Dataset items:
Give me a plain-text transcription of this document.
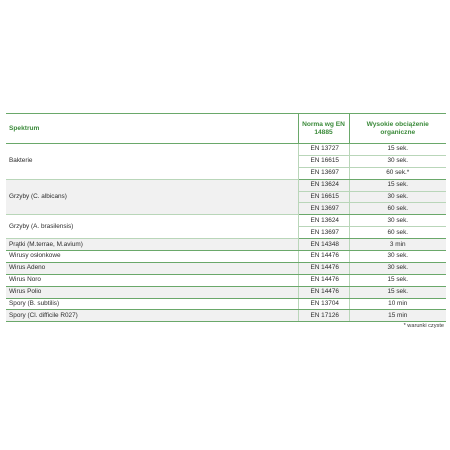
Spektrum	Norma wg EN 14885	Wysokie obciążenie organiczne
Bakterie	EN 13727	15 sek.
	EN 16615	30 sek.
	EN 13697	60 sek.*
Grzyby (C. albicans)	EN 13624	15 sek.
	EN 16615	30 sek.
	EN 13697	60 sek.
Grzyby (A. brasilensis)	EN 13624	30 sek.
	EN 13697	60 sek.
Prątki (M.terrae, M.avium)	EN 14348	3 min
Wirusy osłonkowe	EN 14476	30 sek.
Wirus Adeno	EN 14476	30 sek.
Wirus Noro	EN 14476	15 sek.
Wirus Polio	EN 14476	15 sek.
Spory (B. subtilis)	EN 13704	10 min
Spory (Cl. difficile R027)	EN 17126	15 min
* warunki czyste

**Requirement**
Scan the listing above. Gather each line that contains the word "Spory".

**Solution for this task**
Spory (B. subtilis)	EN 13704	10 min
Spory (Cl. difficile R027)	EN 17126	15 min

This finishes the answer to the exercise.